* Work required:
Retype every entry in its entirety, without alteration.

++++ Extracted data

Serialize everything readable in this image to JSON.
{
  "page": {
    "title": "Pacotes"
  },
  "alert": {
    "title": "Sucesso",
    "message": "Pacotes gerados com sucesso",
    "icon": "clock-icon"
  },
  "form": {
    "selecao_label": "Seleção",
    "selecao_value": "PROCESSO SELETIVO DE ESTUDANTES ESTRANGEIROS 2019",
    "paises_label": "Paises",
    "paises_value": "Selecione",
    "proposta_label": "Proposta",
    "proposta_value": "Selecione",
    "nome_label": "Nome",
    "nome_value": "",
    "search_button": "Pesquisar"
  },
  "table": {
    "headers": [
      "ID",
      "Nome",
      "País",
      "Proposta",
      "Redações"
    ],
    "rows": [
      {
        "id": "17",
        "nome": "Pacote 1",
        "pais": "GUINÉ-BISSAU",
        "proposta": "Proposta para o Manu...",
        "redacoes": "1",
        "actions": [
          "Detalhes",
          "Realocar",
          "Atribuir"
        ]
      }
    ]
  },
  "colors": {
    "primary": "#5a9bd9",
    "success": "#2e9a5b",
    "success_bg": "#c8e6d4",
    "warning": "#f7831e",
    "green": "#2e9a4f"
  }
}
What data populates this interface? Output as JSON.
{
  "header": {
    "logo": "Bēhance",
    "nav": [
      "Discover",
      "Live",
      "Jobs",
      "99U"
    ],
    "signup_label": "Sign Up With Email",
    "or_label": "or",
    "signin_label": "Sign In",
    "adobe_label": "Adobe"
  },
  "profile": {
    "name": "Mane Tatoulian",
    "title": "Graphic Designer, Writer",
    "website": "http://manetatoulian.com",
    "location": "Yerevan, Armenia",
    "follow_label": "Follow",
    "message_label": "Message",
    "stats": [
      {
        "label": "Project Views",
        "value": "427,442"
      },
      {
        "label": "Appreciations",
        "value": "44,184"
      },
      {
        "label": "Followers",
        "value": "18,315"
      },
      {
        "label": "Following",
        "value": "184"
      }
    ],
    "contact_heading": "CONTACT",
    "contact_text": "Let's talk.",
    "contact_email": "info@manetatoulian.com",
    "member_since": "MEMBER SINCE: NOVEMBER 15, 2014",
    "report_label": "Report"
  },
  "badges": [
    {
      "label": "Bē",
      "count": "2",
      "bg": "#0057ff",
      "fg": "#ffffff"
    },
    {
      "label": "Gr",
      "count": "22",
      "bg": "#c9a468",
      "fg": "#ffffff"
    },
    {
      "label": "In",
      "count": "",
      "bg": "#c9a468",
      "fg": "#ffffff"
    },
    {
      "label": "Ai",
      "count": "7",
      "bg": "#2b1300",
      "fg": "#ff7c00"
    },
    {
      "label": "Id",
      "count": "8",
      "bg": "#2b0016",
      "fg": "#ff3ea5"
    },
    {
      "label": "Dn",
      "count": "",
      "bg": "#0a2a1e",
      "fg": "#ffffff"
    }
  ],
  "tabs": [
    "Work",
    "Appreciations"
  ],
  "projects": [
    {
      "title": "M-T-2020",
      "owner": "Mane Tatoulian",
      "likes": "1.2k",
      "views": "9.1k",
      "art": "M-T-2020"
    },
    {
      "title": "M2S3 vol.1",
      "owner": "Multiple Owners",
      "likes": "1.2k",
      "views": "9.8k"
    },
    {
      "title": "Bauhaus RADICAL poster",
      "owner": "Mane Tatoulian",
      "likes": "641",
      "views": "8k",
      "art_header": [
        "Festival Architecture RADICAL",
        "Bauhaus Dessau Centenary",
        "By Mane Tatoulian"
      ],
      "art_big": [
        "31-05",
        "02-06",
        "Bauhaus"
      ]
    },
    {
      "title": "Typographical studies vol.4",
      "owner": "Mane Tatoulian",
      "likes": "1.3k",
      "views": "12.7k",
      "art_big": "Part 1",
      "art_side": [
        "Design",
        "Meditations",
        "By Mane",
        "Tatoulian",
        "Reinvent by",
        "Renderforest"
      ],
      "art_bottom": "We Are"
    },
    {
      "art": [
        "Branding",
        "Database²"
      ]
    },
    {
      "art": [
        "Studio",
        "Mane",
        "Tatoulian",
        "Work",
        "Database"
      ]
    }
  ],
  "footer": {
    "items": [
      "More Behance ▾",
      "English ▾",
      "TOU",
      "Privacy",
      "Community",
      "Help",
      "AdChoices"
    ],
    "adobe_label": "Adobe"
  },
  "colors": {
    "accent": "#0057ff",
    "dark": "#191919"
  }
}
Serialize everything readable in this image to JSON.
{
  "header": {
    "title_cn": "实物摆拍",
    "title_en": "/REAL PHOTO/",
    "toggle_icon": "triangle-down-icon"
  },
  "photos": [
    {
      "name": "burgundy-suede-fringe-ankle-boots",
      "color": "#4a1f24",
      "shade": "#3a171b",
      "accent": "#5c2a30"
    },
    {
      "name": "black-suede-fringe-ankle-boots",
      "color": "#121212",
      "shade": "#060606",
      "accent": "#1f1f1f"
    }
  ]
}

++++++++

* Output of the task:
Serialize everything readable in this image to JSON.
{
  "page": {
    "title": "Pacotes"
  },
  "alert": {
    "title": "Sucesso",
    "message": "Pacotes gerados com sucesso",
    "icon": "clock-icon"
  },
  "form": {
    "selecao_label": "Seleção",
    "selecao_value": "PROCESSO SELETIVO DE ESTUDANTES ESTRANGEIROS 2019",
    "paises_label": "Paises",
    "paises_value": "Selecione",
    "proposta_label": "Proposta",
    "proposta_value": "Selecione",
    "nome_label": "Nome",
    "nome_value": "",
    "search_button": "Pesquisar"
  },
  "table": {
    "headers": [
      "ID",
      "Nome",
      "País",
      "Proposta",
      "Redações"
    ],
    "rows": [
      {
        "id": "17",
        "nome": "Pacote 1",
        "pais": "GUINÉ-BISSAU",
        "proposta": "Proposta para o Manu...",
        "redacoes": "1",
        "actions": [
          "Detalhes",
          "Realocar",
          "Atribuir"
        ]
      }
    ]
  },
  "colors": {
    "primary": "#5a9bd9",
    "success": "#2e9a5b",
    "success_bg": "#c8e6d4",
    "warning": "#f7831e",
    "green": "#2e9a4f"
  }
}
What data populates this interface? Output as JSON.
{
  "header": {
    "logo": "Bēhance",
    "nav": [
      "Discover",
      "Live",
      "Jobs",
      "99U"
    ],
    "signup_label": "Sign Up With Email",
    "or_label": "or",
    "signin_label": "Sign In",
    "adobe_label": "Adobe"
  },
  "profile": {
    "name": "Mane Tatoulian",
    "title": "Graphic Designer, Writer",
    "website": "http://manetatoulian.com",
    "location": "Yerevan, Armenia",
    "follow_label": "Follow",
    "message_label": "Message",
    "stats": [
      {
        "label": "Project Views",
        "value": "427,442"
      },
      {
        "label": "Appreciations",
        "value": "44,184"
      },
      {
        "label": "Followers",
        "value": "18,315"
      },
      {
        "label": "Following",
        "value": "184"
      }
    ],
    "contact_heading": "CONTACT",
    "contact_text": "Let's talk.",
    "contact_email": "info@manetatoulian.com",
    "member_since": "MEMBER SINCE: NOVEMBER 15, 2014",
    "report_label": "Report"
  },
  "badges": [
    {
      "label": "Bē",
      "count": "2",
      "bg": "#0057ff",
      "fg": "#ffffff"
    },
    {
      "label": "Gr",
      "count": "22",
      "bg": "#c9a468",
      "fg": "#ffffff"
    },
    {
      "label": "In",
      "count": "",
      "bg": "#c9a468",
      "fg": "#ffffff"
    },
    {
      "label": "Ai",
      "count": "7",
      "bg": "#2b1300",
      "fg": "#ff7c00"
    },
    {
      "label": "Id",
      "count": "8",
      "bg": "#2b0016",
      "fg": "#ff3ea5"
    },
    {
      "label": "Dn",
      "count": "",
      "bg": "#0a2a1e",
      "fg": "#ffffff"
    }
  ],
  "tabs": [
    "Work",
    "Appreciations"
  ],
  "projects": [
    {
      "title": "M-T-2020",
      "owner": "Mane Tatoulian",
      "likes": "1.2k",
      "views": "9.1k",
      "art": "M-T-2020"
    },
    {
      "title": "M2S3 vol.1",
      "owner": "Multiple Owners",
      "likes": "1.2k",
      "views": "9.8k"
    },
    {
      "title": "Bauhaus RADICAL poster",
      "owner": "Mane Tatoulian",
      "likes": "641",
      "views": "8k",
      "art_header": [
        "Festival Architecture RADICAL",
        "Bauhaus Dessau Centenary",
        "By Mane Tatoulian"
      ],
      "art_big": [
        "31-05",
        "02-06",
        "Bauhaus"
      ]
    },
    {
      "title": "Typographical studies vol.4",
      "owner": "Mane Tatoulian",
      "likes": "1.3k",
      "views": "12.7k",
      "art_big": "Part 1",
      "art_side": [
        "Design",
        "Meditations",
        "By Mane",
        "Tatoulian",
        "Reinvent by",
        "Renderforest"
      ],
      "art_bottom": "We Are"
    },
    {
      "art": [
        "Branding",
        "Database²"
      ]
    },
    {
      "art": [
        "Studio",
        "Mane",
        "Tatoulian",
        "Work",
        "Database"
      ]
    }
  ],
  "footer": {
    "items": [
      "More Behance ▾",
      "English ▾",
      "TOU",
      "Privacy",
      "Community",
      "Help",
      "AdChoices"
    ],
    "adobe_label": "Adobe"
  },
  "colors": {
    "accent": "#0057ff",
    "dark": "#191919"
  }
}
Serialize everything readable in this image to JSON.
{
  "header": {
    "title_cn": "实物摆拍",
    "title_en": "/REAL PHOTO/",
    "toggle_icon": "triangle-down-icon"
  },
  "photos": [
    {
      "name": "burgundy-suede-fringe-ankle-boots",
      "color": "#4a1f24",
      "shade": "#3a171b",
      "accent": "#5c2a30"
    },
    {
      "name": "black-suede-fringe-ankle-boots",
      "color": "#121212",
      "shade": "#060606",
      "accent": "#1f1f1f"
    }
  ]
}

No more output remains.